Short problem: Pull out every line with the word "Radiation" from the entries below.

Records about charts and figures
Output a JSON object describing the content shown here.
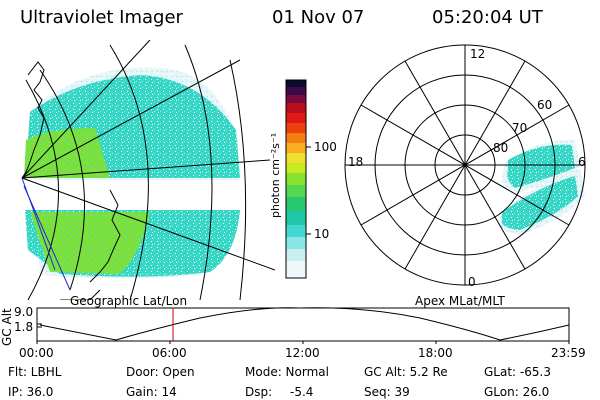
{
  "header": {
    "instrument": "Ultraviolet Imager",
    "date": "01 Nov 07",
    "time": "05:20:04 UT"
  },
  "colorbar": {
    "unit_label": "photon cm⁻²s⁻¹",
    "ticks": [
      "100",
      "10"
    ]
  },
  "left_panel": {
    "label": "Geographic Lat/Lon"
  },
  "right_panel": {
    "label": "Apex MLat/MLT",
    "mlt_labels": {
      "top": "12",
      "left": "18",
      "right": "6",
      "bottom": "0"
    },
    "lat_labels": [
      "60",
      "70",
      "80"
    ]
  },
  "orbit_plot": {
    "axis_title": "GC Alt",
    "y_ticks": [
      "9.0",
      "1.8"
    ],
    "x_ticks": [
      "00:00",
      "06:00",
      "12:00",
      "18:00",
      "23:59"
    ],
    "current_time_marker": "05:20",
    "line_color": "#000000",
    "marker_color": "#c00000"
  },
  "info": {
    "flt": "Flt: LBHL",
    "door": "Door: Open",
    "mode": "Mode: Normal",
    "gc_alt": "GC Alt: 5.2 Re",
    "glat": "GLat: -65.3",
    "ip": "IP: 36.0",
    "gain": "Gain: 14",
    "dsp_label": "Dsp:",
    "dsp_value": "-5.4",
    "seq": "Seq: 39",
    "glon": "GLon: 26.0"
  },
  "colors": {
    "aurora_cyan": "#37d7c8",
    "aurora_green": "#7ee03a",
    "aurora_pale": "#cfeef2"
  }
}
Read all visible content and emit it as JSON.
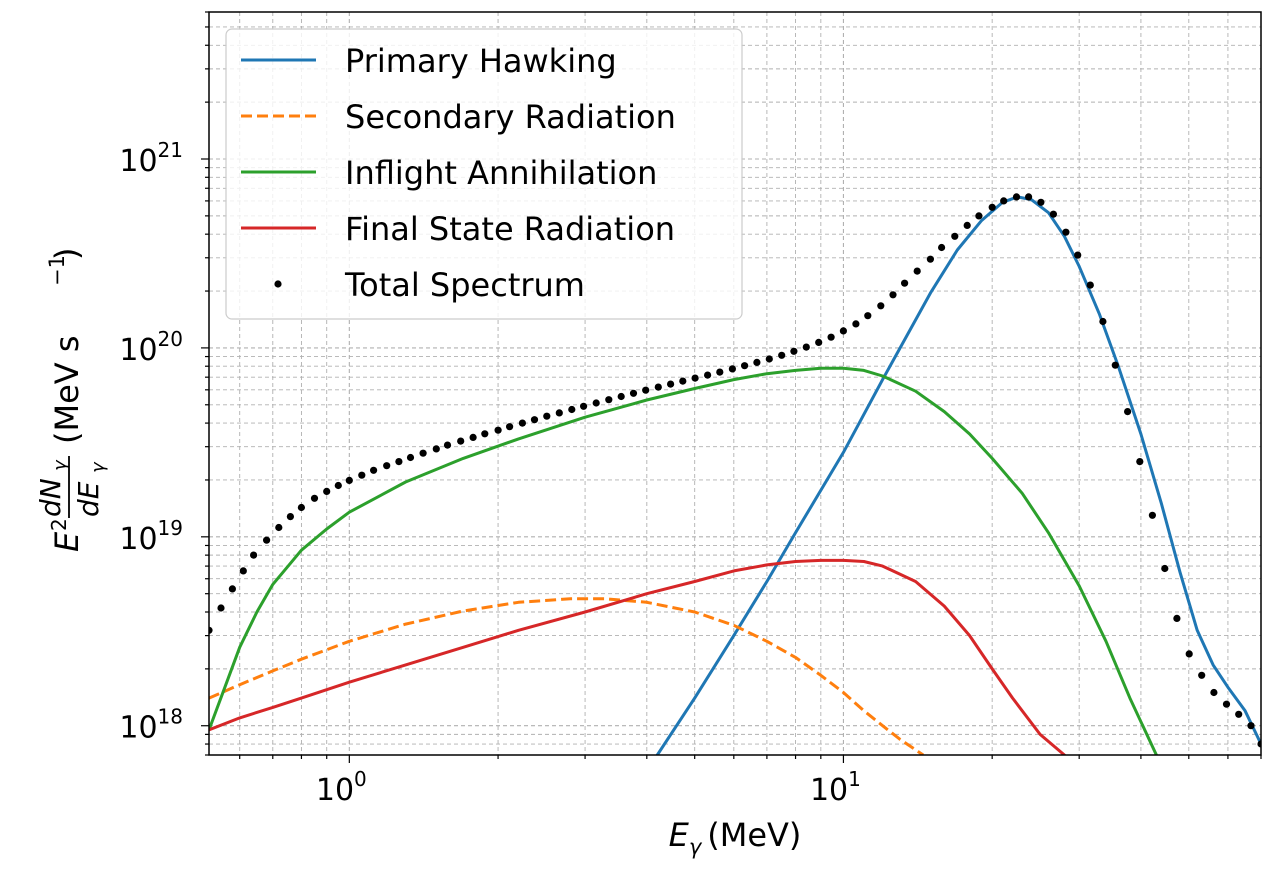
{
  "chart_data": {
    "type": "line",
    "xscale": "log",
    "yscale": "log",
    "xlim": [
      0.52,
      70
    ],
    "ylim": [
      7e+17,
      6e+21
    ],
    "xlabel": {
      "sym": "E",
      "sub": "γ",
      "unit": "(MeV)"
    },
    "ylabel": {
      "pre": "E",
      "pre_sup": "2",
      "num": "dN",
      "num_sub": "γ",
      "den": "dE",
      "den_sub": "γ",
      "unit_open": "(MeV s",
      "unit_sup": "−1",
      "unit_close": ")"
    },
    "x_ticks": [
      {
        "value": 1,
        "base": "10",
        "exp": "0"
      },
      {
        "value": 10,
        "base": "10",
        "exp": "1"
      }
    ],
    "y_ticks": [
      {
        "value": 1e+18,
        "base": "10",
        "exp": "18"
      },
      {
        "value": 1e+19,
        "base": "10",
        "exp": "19"
      },
      {
        "value": 1e+20,
        "base": "10",
        "exp": "20"
      },
      {
        "value": 1e+21,
        "base": "10",
        "exp": "21"
      }
    ],
    "grid": true,
    "legend_position": "top-left",
    "series": [
      {
        "name": "Primary Hawking",
        "color": "#1f77b4",
        "style": "solid",
        "x": [
          4.2,
          5,
          6,
          7,
          8,
          10,
          12,
          15,
          17,
          19,
          21,
          22.5,
          24,
          26,
          28,
          30,
          33,
          36,
          40,
          44,
          48,
          52,
          56,
          60,
          65,
          70
        ],
        "y": [
          7e+17,
          1.4e+18,
          3e+18,
          5.8e+18,
          1.05e+19,
          2.8e+19,
          6.8e+19,
          1.95e+20,
          3.3e+20,
          4.7e+20,
          5.9e+20,
          6.3e+20,
          6.1e+20,
          5.2e+20,
          3.9e+20,
          2.7e+20,
          1.5e+20,
          8e+19,
          3.5e+19,
          1.5e+19,
          6.5e+18,
          3.2e+18,
          2.1e+18,
          1.6e+18,
          1.2e+18,
          8e+17
        ]
      },
      {
        "name": "Secondary Radiation",
        "color": "#ff7f0e",
        "style": "dashed",
        "x": [
          0.52,
          0.6,
          0.7,
          0.8,
          1,
          1.3,
          1.7,
          2.2,
          2.8,
          3.3,
          4,
          5,
          6,
          7,
          8,
          9,
          10,
          11,
          12,
          13,
          14.5
        ],
        "y": [
          1.4e+18,
          1.65e+18,
          1.95e+18,
          2.25e+18,
          2.8e+18,
          3.45e+18,
          4.05e+18,
          4.5e+18,
          4.7e+18,
          4.7e+18,
          4.5e+18,
          4e+18,
          3.4e+18,
          2.8e+18,
          2.3e+18,
          1.85e+18,
          1.5e+18,
          1.2e+18,
          1e+18,
          8.5e+17,
          7e+17
        ]
      },
      {
        "name": "Inflight Annihilation",
        "color": "#2ca02c",
        "style": "solid",
        "x": [
          0.52,
          0.56,
          0.6,
          0.65,
          0.7,
          0.8,
          0.9,
          1,
          1.3,
          1.7,
          2.2,
          3,
          4,
          5,
          6,
          7,
          8,
          9,
          10,
          11,
          12,
          14,
          16,
          18,
          20,
          23,
          26,
          30,
          34,
          38,
          43
        ],
        "y": [
          9.5e+17,
          1.6e+18,
          2.6e+18,
          4e+18,
          5.6e+18,
          8.5e+18,
          1.1e+19,
          1.35e+19,
          1.95e+19,
          2.6e+19,
          3.3e+19,
          4.3e+19,
          5.3e+19,
          6.1e+19,
          6.8e+19,
          7.3e+19,
          7.6e+19,
          7.8e+19,
          7.8e+19,
          7.6e+19,
          7.1e+19,
          5.9e+19,
          4.6e+19,
          3.5e+19,
          2.6e+19,
          1.7e+19,
          1.05e+19,
          5.5e+18,
          2.8e+18,
          1.4e+18,
          7e+17
        ]
      },
      {
        "name": "Final State Radiation",
        "color": "#d62728",
        "style": "solid",
        "x": [
          0.52,
          0.6,
          0.7,
          0.8,
          1,
          1.3,
          1.7,
          2.2,
          3,
          4,
          5,
          6,
          7,
          8,
          9,
          10,
          11,
          12,
          14,
          16,
          18,
          20,
          22,
          25,
          28
        ],
        "y": [
          9.5e+17,
          1.1e+18,
          1.25e+18,
          1.4e+18,
          1.7e+18,
          2.1e+18,
          2.6e+18,
          3.2e+18,
          4e+18,
          5e+18,
          5.8e+18,
          6.6e+18,
          7.1e+18,
          7.4e+18,
          7.5e+18,
          7.5e+18,
          7.4e+18,
          7e+18,
          5.8e+18,
          4.3e+18,
          3e+18,
          2e+18,
          1.4e+18,
          9e+17,
          7e+17
        ]
      },
      {
        "name": "Total Spectrum",
        "color": "#000000",
        "style": "dots",
        "x": [
          0.52,
          0.55,
          0.58,
          0.61,
          0.64,
          0.68,
          0.72,
          0.76,
          0.8,
          0.85,
          0.9,
          0.95,
          1.0,
          1.06,
          1.12,
          1.19,
          1.26,
          1.33,
          1.41,
          1.5,
          1.58,
          1.68,
          1.78,
          1.88,
          2.0,
          2.11,
          2.24,
          2.37,
          2.51,
          2.66,
          2.82,
          2.98,
          3.16,
          3.35,
          3.55,
          3.76,
          3.98,
          4.22,
          4.47,
          4.73,
          5.01,
          5.31,
          5.62,
          5.96,
          6.31,
          6.68,
          7.08,
          7.5,
          7.94,
          8.41,
          8.91,
          9.44,
          10.0,
          10.6,
          11.2,
          11.9,
          12.6,
          13.3,
          14.1,
          15.0,
          15.8,
          16.8,
          17.8,
          18.8,
          20.0,
          21.1,
          22.4,
          23.7,
          25.1,
          26.6,
          28.2,
          29.8,
          31.6,
          33.5,
          35.5,
          37.6,
          39.8,
          42.2,
          44.7,
          47.3,
          50.1,
          53.1,
          56.2,
          59.6,
          63.1,
          66.8,
          70.0
        ],
        "y": [
          3.2e+18,
          4.2e+18,
          5.3e+18,
          6.6e+18,
          8e+18,
          9.6e+18,
          1.12e+19,
          1.28e+19,
          1.43e+19,
          1.6e+19,
          1.74e+19,
          1.87e+19,
          1.99e+19,
          2.12e+19,
          2.25e+19,
          2.38e+19,
          2.5e+19,
          2.63e+19,
          2.77e+19,
          2.92e+19,
          3.06e+19,
          3.21e+19,
          3.36e+19,
          3.51e+19,
          3.67e+19,
          3.83e+19,
          4e+19,
          4.17e+19,
          4.35e+19,
          4.53e+19,
          4.72e+19,
          4.91e+19,
          5.11e+19,
          5.32e+19,
          5.53e+19,
          5.75e+19,
          5.97e+19,
          6.2e+19,
          6.43e+19,
          6.67e+19,
          6.92e+19,
          7.18e+19,
          7.45e+19,
          7.74e+19,
          8.05e+19,
          8.38e+19,
          8.74e+19,
          9.14e+19,
          9.6e+19,
          1.01e+20,
          1.07e+20,
          1.14e+20,
          1.23e+20,
          1.34e+20,
          1.48e+20,
          1.67e+20,
          1.91e+20,
          2.2e+20,
          2.55e+20,
          2.95e+20,
          3.4e+20,
          3.9e+20,
          4.45e+20,
          5e+20,
          5.55e+20,
          6e+20,
          6.3e+20,
          6.3e+20,
          5.9e+20,
          5.1e+20,
          4.1e+20,
          3.1e+20,
          2.15e+20,
          1.38e+20,
          8.1e+19,
          4.6e+19,
          2.5e+19,
          1.3e+19,
          6.8e+18,
          3.7e+18,
          2.4e+18,
          1.85e+18,
          1.5e+18,
          1.3e+18,
          1.15e+18,
          1e+18,
          8e+17
        ]
      }
    ]
  }
}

Answer:
        "name": "Secondary Radiation",
        "name": "Final State Radiation",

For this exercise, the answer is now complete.